_STATED GOAL_
Examine the material below and count the lines that hold the word "values". Report only the number.

(Some records)
== == ==
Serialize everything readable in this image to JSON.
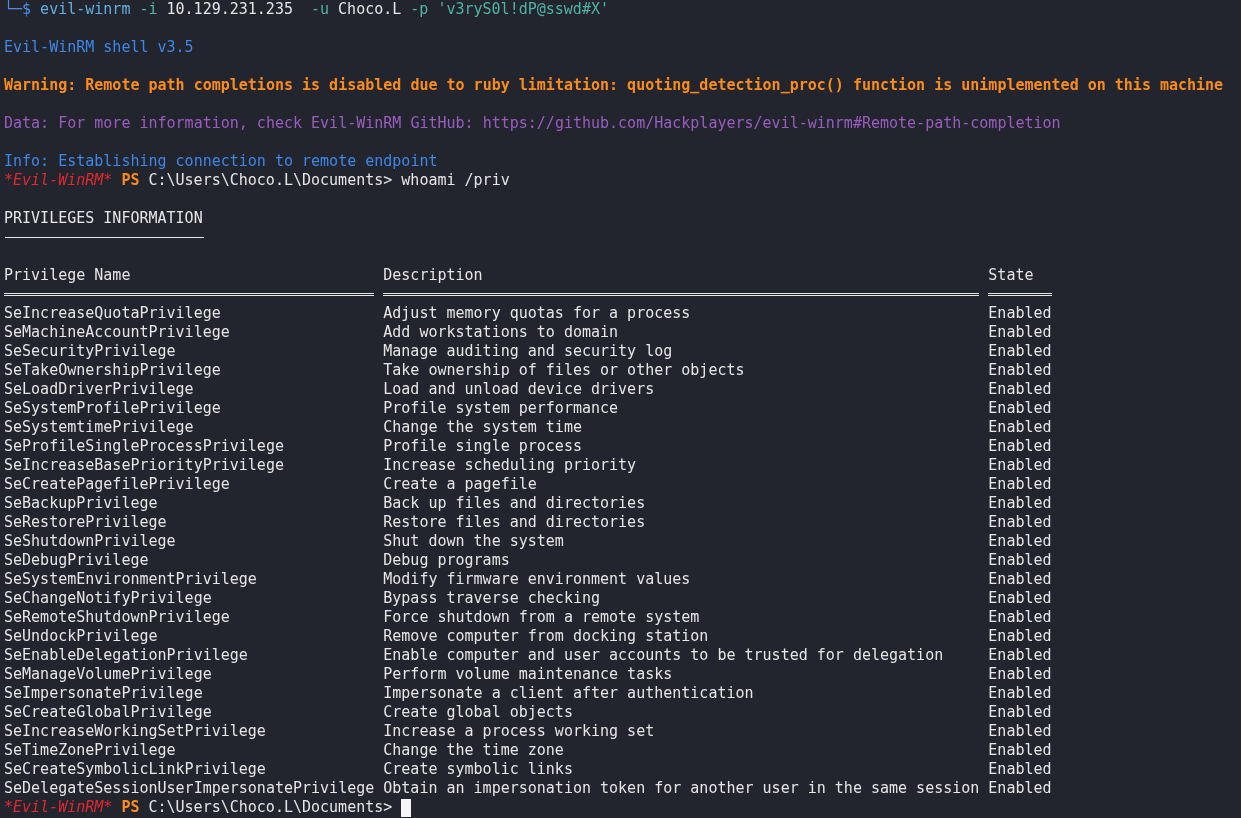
{
  "command_line": {
    "prompt": "└─$",
    "segments": [
      {
        "text": "evil-winrm",
        "kind": "command"
      },
      {
        "text": "-i",
        "kind": "flag"
      },
      {
        "text": "10.129.231.235 ",
        "kind": "arg"
      },
      {
        "text": "-u",
        "kind": "flag"
      },
      {
        "text": "Choco.L",
        "kind": "arg"
      },
      {
        "text": "-p",
        "kind": "flag"
      },
      {
        "text": "'v3ryS0l!dP@sswd#X'",
        "kind": "string"
      }
    ]
  },
  "messages": [
    {
      "kind": "banner",
      "text": "Evil-WinRM shell v3.5"
    },
    {
      "kind": "warning",
      "text": "Warning: Remote path completions is disabled due to ruby limitation: quoting_detection_proc() function is unimplemented on this machine"
    },
    {
      "kind": "data",
      "text": "Data: For more information, check Evil-WinRM GitHub: https://github.com/Hackplayers/evil-winrm#Remote-path-completion"
    },
    {
      "kind": "info",
      "text": "Info: Establishing connection to remote endpoint"
    }
  ],
  "prompts": [
    {
      "tag": "*Evil-WinRM*",
      "shell": "PS",
      "path": "C:\\Users\\Choco.L\\Documents>",
      "command": "whoami /priv",
      "cursor": false
    },
    {
      "tag": "*Evil-WinRM*",
      "shell": "PS",
      "path": "C:\\Users\\Choco.L\\Documents>",
      "cursor": true
    }
  ],
  "output": {
    "title": "PRIVILEGES INFORMATION",
    "columns": [
      "Privilege Name",
      "Description",
      "State"
    ],
    "rows": [
      [
        "SeIncreaseQuotaPrivilege",
        "Adjust memory quotas for a process",
        "Enabled"
      ],
      [
        "SeMachineAccountPrivilege",
        "Add workstations to domain",
        "Enabled"
      ],
      [
        "SeSecurityPrivilege",
        "Manage auditing and security log",
        "Enabled"
      ],
      [
        "SeTakeOwnershipPrivilege",
        "Take ownership of files or other objects",
        "Enabled"
      ],
      [
        "SeLoadDriverPrivilege",
        "Load and unload device drivers",
        "Enabled"
      ],
      [
        "SeSystemProfilePrivilege",
        "Profile system performance",
        "Enabled"
      ],
      [
        "SeSystemtimePrivilege",
        "Change the system time",
        "Enabled"
      ],
      [
        "SeProfileSingleProcessPrivilege",
        "Profile single process",
        "Enabled"
      ],
      [
        "SeIncreaseBasePriorityPrivilege",
        "Increase scheduling priority",
        "Enabled"
      ],
      [
        "SeCreatePagefilePrivilege",
        "Create a pagefile",
        "Enabled"
      ],
      [
        "SeBackupPrivilege",
        "Back up files and directories",
        "Enabled"
      ],
      [
        "SeRestorePrivilege",
        "Restore files and directories",
        "Enabled"
      ],
      [
        "SeShutdownPrivilege",
        "Shut down the system",
        "Enabled"
      ],
      [
        "SeDebugPrivilege",
        "Debug programs",
        "Enabled"
      ],
      [
        "SeSystemEnvironmentPrivilege",
        "Modify firmware environment values",
        "Enabled"
      ],
      [
        "SeChangeNotifyPrivilege",
        "Bypass traverse checking",
        "Enabled"
      ],
      [
        "SeRemoteShutdownPrivilege",
        "Force shutdown from a remote system",
        "Enabled"
      ],
      [
        "SeUndockPrivilege",
        "Remove computer from docking station",
        "Enabled"
      ],
      [
        "SeEnableDelegationPrivilege",
        "Enable computer and user accounts to be trusted for delegation",
        "Enabled"
      ],
      [
        "SeManageVolumePrivilege",
        "Perform volume maintenance tasks",
        "Enabled"
      ],
      [
        "SeImpersonatePrivilege",
        "Impersonate a client after authentication",
        "Enabled"
      ],
      [
        "SeCreateGlobalPrivilege",
        "Create global objects",
        "Enabled"
      ],
      [
        "SeIncreaseWorkingSetPrivilege",
        "Increase a process working set",
        "Enabled"
      ],
      [
        "SeTimeZonePrivilege",
        "Change the time zone",
        "Enabled"
      ],
      [
        "SeCreateSymbolicLinkPrivilege",
        "Create symbolic links",
        "Enabled"
      ],
      [
        "SeDelegateSessionUserImpersonatePrivilege",
        "Obtain an impersonation token for another user in the same session",
        "Enabled"
      ]
    ]
  }
}
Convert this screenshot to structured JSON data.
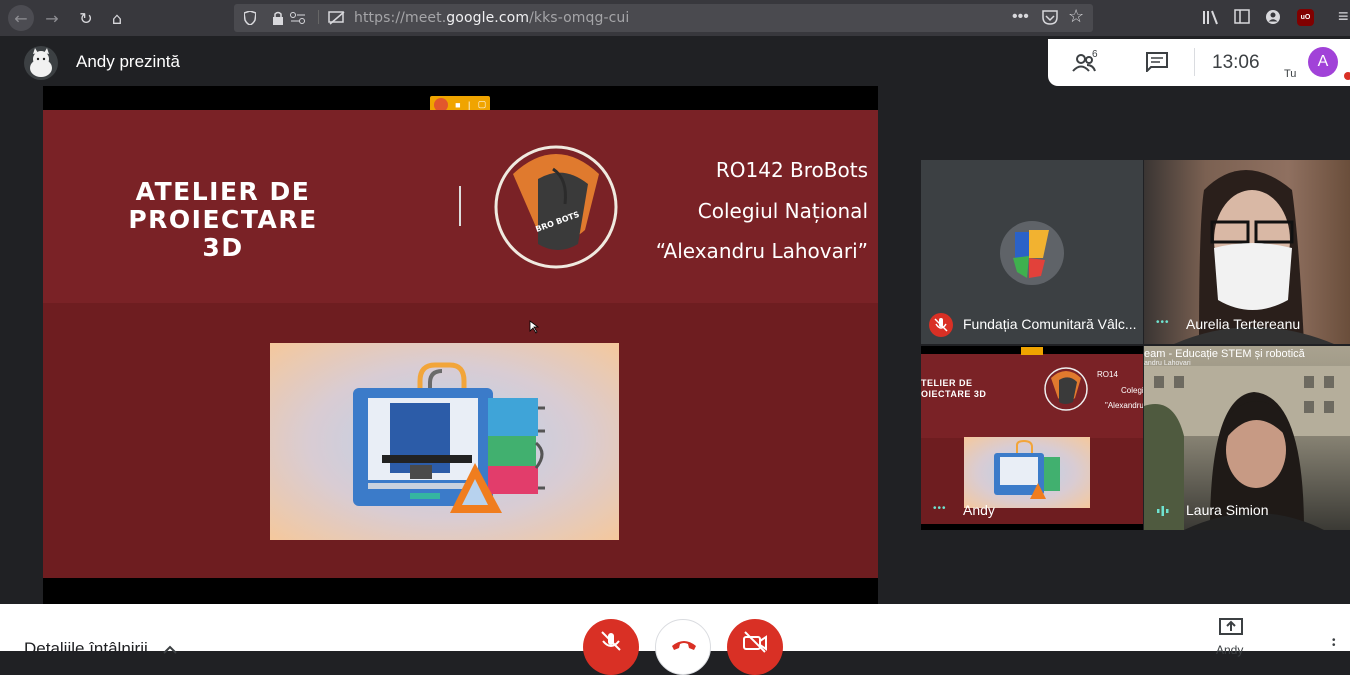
{
  "browser": {
    "url_prefix": "https://meet.",
    "url_domain": "google.com",
    "url_path": "/kks-omqg-cui"
  },
  "meet": {
    "presenter_title": "Andy prezintă",
    "clock": "13:06",
    "participants_count": "6",
    "self_label": "Tu",
    "user_initial": "A",
    "meeting_details": "Detaliile întâlnirii",
    "present_label": "Andy"
  },
  "slide": {
    "title_line1": "ATELIER DE",
    "title_line2": "PROIECTARE 3D",
    "team": "RO142 BroBots",
    "school_line1": "Colegiul Național",
    "school_line2": "“Alexandru Lahovari”",
    "logo_text": "BRO BOTS"
  },
  "participants": [
    {
      "name": "Fundația Comunitară Vâlc...",
      "muted": true
    },
    {
      "name": "Aurelia Tertereanu",
      "muted": false
    },
    {
      "name": "Andy",
      "muted": false
    },
    {
      "name": "Laura Simion",
      "muted": false
    }
  ],
  "mini_slide": {
    "banner": "eam - Educație STEM și robotică",
    "banner_sub": "andru Lahovari",
    "title_line1": "TELIER DE",
    "title_line2": "OIECTARE 3D",
    "team_short": "RO14",
    "school_short": "Colegi",
    "school_short2": "\"Alexandru"
  },
  "colors": {
    "slide_top": "#7a2226",
    "slide_bottom": "#6e1d20",
    "end_call": "#d93025",
    "avatar": "#a142d8",
    "speaking_dots": "#6fe3d0"
  }
}
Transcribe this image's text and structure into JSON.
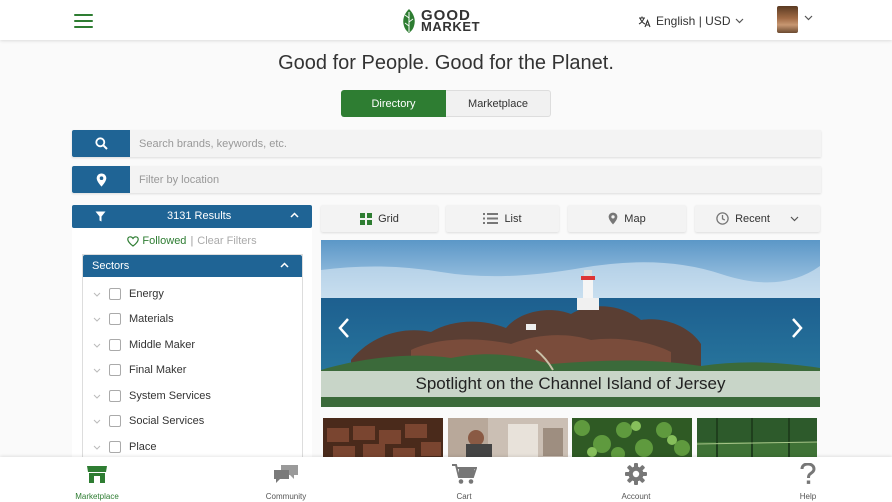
{
  "header": {
    "logo_line1": "GOOD",
    "logo_line2": "MARKET",
    "language_label": "English | USD"
  },
  "tagline": "Good for People. Good for the Planet.",
  "mode_toggle": {
    "directory_label": "Directory",
    "marketplace_label": "Marketplace",
    "active": "Directory"
  },
  "search": {
    "placeholder": "Search brands, keywords, etc.",
    "value": ""
  },
  "location": {
    "placeholder": "Filter by location",
    "value": ""
  },
  "results": {
    "count_label": "3131 Results",
    "followed_label": "Followed",
    "separator": "|",
    "clear_label": "Clear Filters"
  },
  "sectors": {
    "title": "Sectors",
    "items": [
      {
        "label": "Energy"
      },
      {
        "label": "Materials"
      },
      {
        "label": "Middle Maker"
      },
      {
        "label": "Final Maker"
      },
      {
        "label": "System Services"
      },
      {
        "label": "Social Services"
      },
      {
        "label": "Place"
      }
    ]
  },
  "view_options": {
    "grid_label": "Grid",
    "list_label": "List",
    "map_label": "Map",
    "sort_label": "Recent",
    "active": "Grid"
  },
  "carousel": {
    "caption": "Spotlight on the Channel Island of Jersey"
  },
  "bottom_nav": {
    "items": [
      {
        "label": "Marketplace",
        "icon": "store-icon"
      },
      {
        "label": "Community",
        "icon": "chat-bubbles-icon"
      },
      {
        "label": "Cart",
        "icon": "cart-icon"
      },
      {
        "label": "Account",
        "icon": "gear-icon"
      },
      {
        "label": "Help",
        "icon": "question-icon"
      }
    ],
    "active": "Marketplace"
  },
  "colors": {
    "brand_green": "#2e7d32",
    "brand_blue": "#1f6495"
  }
}
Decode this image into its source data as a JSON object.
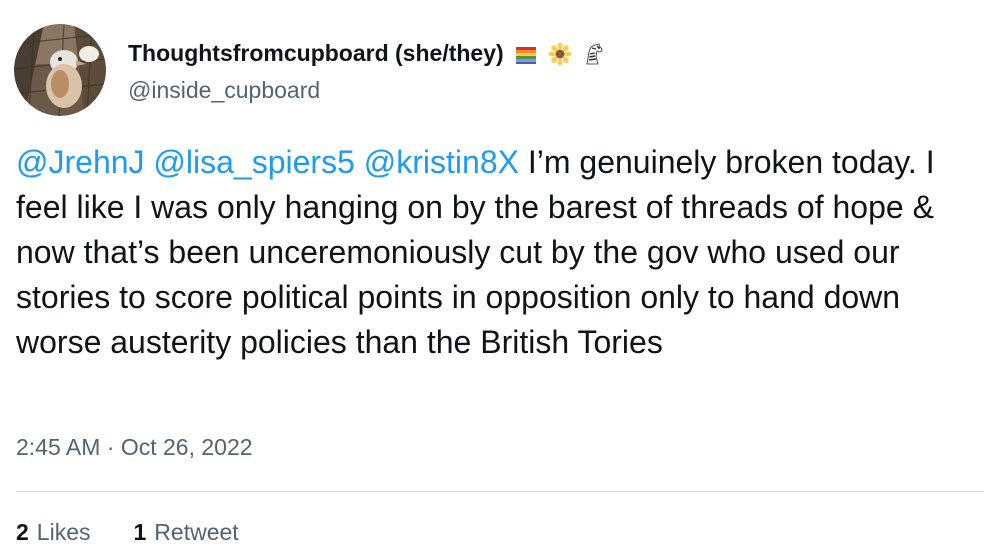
{
  "author": {
    "display_name": "Thoughtsfromcupboard (she/they)",
    "handle": "@inside_cupboard",
    "name_emojis": [
      "rainbow-flag-icon",
      "sunflower-icon",
      "zebra-icon"
    ]
  },
  "tweet": {
    "mentions": [
      "@JrehnJ",
      "@lisa_spiers5",
      "@kristin8X"
    ],
    "text": "I’m genuinely broken today. I feel like I was only hanging on by the barest of threads of hope & now that’s been unceremoniously cut by the gov who used our stories to score political points in opposition only to hand down worse austerity policies than the British Tories",
    "timestamp": "2:45 AM · Oct 26, 2022"
  },
  "stats": {
    "likes_count": "2",
    "likes_label": "Likes",
    "retweets_count": "1",
    "retweets_label": "Retweet"
  },
  "colors": {
    "link": "#1d9bf0",
    "secondary_text": "#536471",
    "primary_text": "#0f1419",
    "divider": "#cfd9de"
  }
}
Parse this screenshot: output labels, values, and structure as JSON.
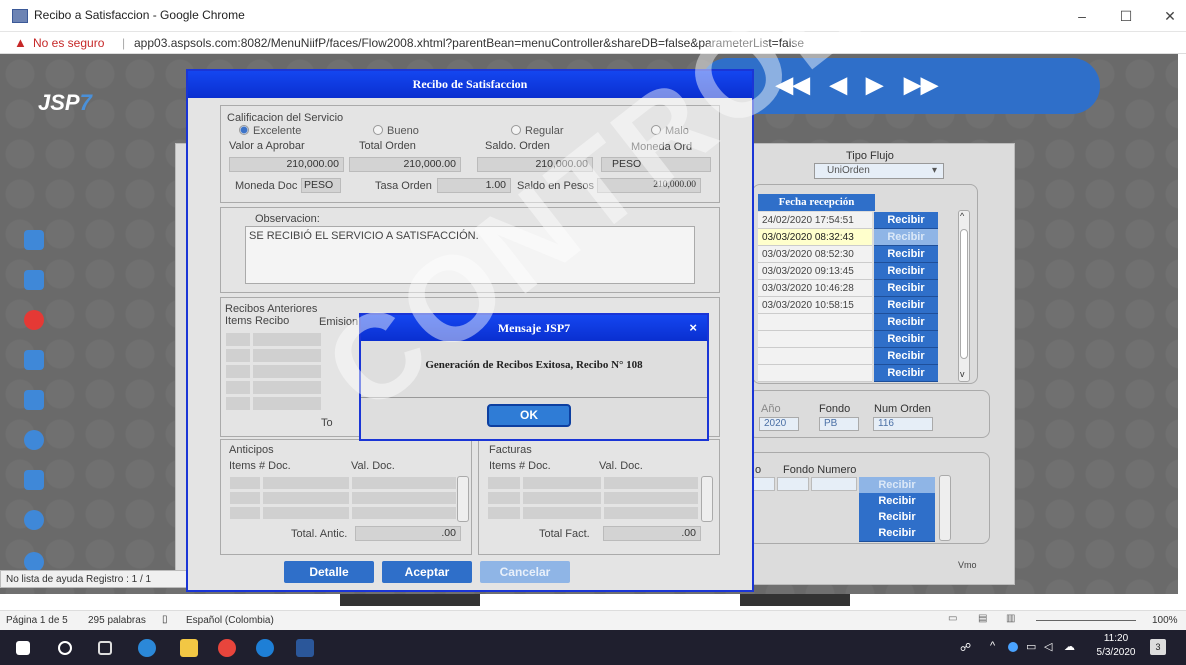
{
  "window": {
    "title": "Recibo a Satisfaccion - Google Chrome",
    "minimize": "–",
    "maximize": "☐",
    "close": "✕"
  },
  "address": {
    "security": "No es seguro",
    "url": "app03.aspsols.com:8082/MenuNiifP/faces/Flow2008.xhtml?parentBean=menuController&shareDB=false&parameterList=false"
  },
  "app": {
    "logo_main": "JSP",
    "logo_suffix": "7",
    "nav": [
      "◀◀",
      "◀",
      "▶",
      "▶▶"
    ],
    "tipo_flujo_label": "Tipo Flujo",
    "tipo_flujo_value": "UniOrden",
    "fecha_header": "Fecha recepción",
    "recepciones": [
      {
        "fecha": "24/02/2020 17:54:51",
        "btn": "Recibir",
        "hl": false,
        "dim": false
      },
      {
        "fecha": "03/03/2020 08:32:43",
        "btn": "Recibir",
        "hl": true,
        "dim": true
      },
      {
        "fecha": "03/03/2020 08:52:30",
        "btn": "Recibir",
        "hl": false,
        "dim": false
      },
      {
        "fecha": "03/03/2020 09:13:45",
        "btn": "Recibir",
        "hl": false,
        "dim": false
      },
      {
        "fecha": "03/03/2020 10:46:28",
        "btn": "Recibir",
        "hl": false,
        "dim": false
      },
      {
        "fecha": "03/03/2020 10:58:15",
        "btn": "Recibir",
        "hl": false,
        "dim": false
      },
      {
        "fecha": "",
        "btn": "Recibir",
        "hl": false,
        "dim": false
      },
      {
        "fecha": "",
        "btn": "Recibir",
        "hl": false,
        "dim": false
      },
      {
        "fecha": "",
        "btn": "Recibir",
        "hl": false,
        "dim": false
      },
      {
        "fecha": "",
        "btn": "Recibir",
        "hl": false,
        "dim": false
      }
    ],
    "ano_label": "Año",
    "ano_value": "2020",
    "fondo_label": "Fondo",
    "fondo_value": "PB",
    "numorden_label": "Num Orden",
    "numorden_value": "116",
    "col_o": "o",
    "fondo_numero_label": "Fondo Numero",
    "lower_buttons": [
      {
        "label": "Recibir",
        "dim": true
      },
      {
        "label": "Recibir",
        "dim": false
      },
      {
        "label": "Recibir",
        "dim": false
      },
      {
        "label": "Recibir",
        "dim": false
      }
    ],
    "vmo": "Vmo",
    "status": "No lista de ayuda   Registro : 1 / 1"
  },
  "dialog": {
    "title": "Recibo de Satisfaccion",
    "calificacion_title": "Calificacion del Servicio",
    "radios": [
      "Excelente",
      "Bueno",
      "Regular",
      "Malo"
    ],
    "selected_radio": "Excelente",
    "valor_aprobar_label": "Valor a Aprobar",
    "valor_aprobar": "210,000.00",
    "total_orden_label": "Total Orden",
    "total_orden": "210,000.00",
    "saldo_orden_label": "Saldo. Orden",
    "saldo_orden": "210,000.00",
    "moneda_ord_label": "Moneda Ord",
    "moneda_ord": "PESO",
    "moneda_doc_label": "Moneda Doc",
    "moneda_doc": "PESO",
    "tasa_orden_label": "Tasa Orden",
    "tasa_orden": "1.00",
    "saldo_pesos_label": "Saldo en Pesos",
    "saldo_pesos": "210,000.00",
    "observacion_label": "Observacion:",
    "observacion": "SE RECIBIÓ EL SERVICIO A SATISFACCIÓN.",
    "recibos_title": "Recibos Anteriores",
    "recibos_cols": [
      "Items Recibo",
      "Emision"
    ],
    "recibos_total": "To",
    "anticipos_title": "Anticipos",
    "anticipos_cols": [
      "Items  # Doc.",
      "Val. Doc."
    ],
    "anticipos_total_label": "Total. Antic.",
    "anticipos_total": ".00",
    "facturas_title": "Facturas",
    "facturas_cols": [
      "Items  # Doc.",
      "Val. Doc."
    ],
    "facturas_total_label": "Total Fact.",
    "facturas_total": ".00",
    "btn_detalle": "Detalle",
    "btn_aceptar": "Aceptar",
    "btn_cancelar": "Cancelar"
  },
  "message": {
    "title": "Mensaje JSP7",
    "close": "×",
    "text": "Generación de Recibos Exitosa, Recibo N° 108",
    "ok": "OK"
  },
  "word": {
    "page": "Página 1 de 5",
    "words": "295 palabras",
    "lang": "Español (Colombia)",
    "zoom": "100%"
  },
  "taskbar": {
    "time": "11:20",
    "date": "5/3/2020",
    "notif": "3"
  },
  "watermark": "CONTROLADA"
}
== == ==
_PROBLEM SOLUTION_
2